┌─ GIVEN ENTRIES

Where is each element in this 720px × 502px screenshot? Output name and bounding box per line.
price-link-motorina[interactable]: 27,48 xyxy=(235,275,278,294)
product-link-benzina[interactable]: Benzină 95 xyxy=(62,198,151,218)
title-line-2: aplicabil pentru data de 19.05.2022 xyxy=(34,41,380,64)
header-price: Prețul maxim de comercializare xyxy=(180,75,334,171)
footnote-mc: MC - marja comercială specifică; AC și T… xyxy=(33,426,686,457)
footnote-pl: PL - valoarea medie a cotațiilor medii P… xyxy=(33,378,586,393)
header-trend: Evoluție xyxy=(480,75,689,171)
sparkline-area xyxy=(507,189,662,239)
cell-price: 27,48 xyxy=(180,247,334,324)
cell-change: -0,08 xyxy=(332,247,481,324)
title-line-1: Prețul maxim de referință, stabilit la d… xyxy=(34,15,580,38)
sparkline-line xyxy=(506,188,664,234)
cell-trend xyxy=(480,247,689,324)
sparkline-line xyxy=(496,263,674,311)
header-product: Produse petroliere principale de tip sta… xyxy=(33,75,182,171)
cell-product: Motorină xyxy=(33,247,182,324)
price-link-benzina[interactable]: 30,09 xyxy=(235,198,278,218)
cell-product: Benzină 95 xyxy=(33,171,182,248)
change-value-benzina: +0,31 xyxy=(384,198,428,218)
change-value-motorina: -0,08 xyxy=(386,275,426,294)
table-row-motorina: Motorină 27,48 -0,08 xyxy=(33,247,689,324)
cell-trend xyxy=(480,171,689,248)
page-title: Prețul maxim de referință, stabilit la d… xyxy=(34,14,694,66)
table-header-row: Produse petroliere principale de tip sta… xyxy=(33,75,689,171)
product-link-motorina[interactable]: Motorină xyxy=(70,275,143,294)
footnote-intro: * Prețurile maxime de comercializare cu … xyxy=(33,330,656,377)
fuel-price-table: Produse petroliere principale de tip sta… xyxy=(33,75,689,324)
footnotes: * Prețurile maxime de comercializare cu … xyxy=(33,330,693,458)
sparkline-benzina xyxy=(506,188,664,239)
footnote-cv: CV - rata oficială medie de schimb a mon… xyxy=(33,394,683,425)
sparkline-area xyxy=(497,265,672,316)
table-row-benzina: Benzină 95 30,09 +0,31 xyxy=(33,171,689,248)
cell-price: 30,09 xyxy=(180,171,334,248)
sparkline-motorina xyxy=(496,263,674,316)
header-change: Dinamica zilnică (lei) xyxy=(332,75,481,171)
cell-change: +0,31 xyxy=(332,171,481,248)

└─

Please convert every line of the items above into a Markdown table with two columns, Row for the row number and Line for the line itself, leaving out any blank lines.

| Row | Line |
|---|---|
| 1 | Where is each element in this 720px × 502px screenshot? Output name and bounding box per line. |
| 2 | price-link-motorina[interactable]: 27,48 xyxy=(235,275,278,294) |
| 3 | product-link-benzina[interactable]: Benzină 95 xyxy=(62,198,151,218) |
| 4 | title-line-2: aplicabil pentru data de 19.05.2022 xyxy=(34,41,380,64) |
| 5 | header-price: Prețul maxim de comercializare xyxy=(180,75,334,171) |
| 6 | footnote-mc: MC - marja comercială specifică; AC și T… xyxy=(33,426,686,457) |
| 7 | footnote-pl: PL - valoarea medie a cotațiilor medii P… xyxy=(33,378,586,393) |
| 8 | header-trend: Evoluție xyxy=(480,75,689,171) |
| 9 | sparkline-area xyxy=(507,189,662,239) |
| 10 | cell-price: 27,48 xyxy=(180,247,334,324) |
| 11 | cell-change: -0,08 xyxy=(332,247,481,324) |
| 12 | title-line-1: Prețul maxim de referință, stabilit la d… xyxy=(34,15,580,38) |
| 13 | sparkline-line xyxy=(506,188,664,234) |
| 14 | cell-trend xyxy=(480,247,689,324) |
| 15 | sparkline-line xyxy=(496,263,674,311) |
| 16 | header-product: Produse petroliere principale de tip sta… xyxy=(33,75,182,171) |
| 17 | cell-product: Motorină xyxy=(33,247,182,324) |
| 18 | price-link-benzina[interactable]: 30,09 xyxy=(235,198,278,218) |
| 19 | cell-product: Benzină 95 xyxy=(33,171,182,248) |
| 20 | change-value-benzina: +0,31 xyxy=(384,198,428,218) |
| 21 | change-value-motorina: -0,08 xyxy=(386,275,426,294) |
| 22 | table-row-motorina: Motorină 27,48 -0,08 xyxy=(33,247,689,324) |
| 23 | cell-trend xyxy=(480,171,689,248) |
| 24 | page-title: Prețul maxim de referință, stabilit la d… xyxy=(34,14,694,66) |
| 25 | table-header-row: Produse petroliere principale de tip sta… xyxy=(33,75,689,171) |
| 26 | product-link-motorina[interactable]: Motorină xyxy=(70,275,143,294) |
| 27 | footnote-intro: * Prețurile maxime de comercializare cu … xyxy=(33,330,656,377) |
| 28 | fuel-price-table: Produse petroliere principale de tip sta… xyxy=(33,75,689,324) |
| 29 | footnotes: * Prețurile maxime de comercializare cu … xyxy=(33,330,693,458) |
| 30 | sparkline-benzina xyxy=(506,188,664,239) |
| 31 | footnote-cv: CV - rata oficială medie de schimb a mon… xyxy=(33,394,683,425) |
| 32 | sparkline-area xyxy=(497,265,672,316) |
| 33 | table-row-benzina: Benzină 95 30,09 +0,31 xyxy=(33,171,689,248) |
| 34 | cell-price: 30,09 xyxy=(180,171,334,248) |
| 35 | sparkline-motorina xyxy=(496,263,674,316) |
| 36 | header-change: Dinamica zilnică (lei) xyxy=(332,75,481,171) |
| 37 | cell-change: +0,31 xyxy=(332,171,481,248) |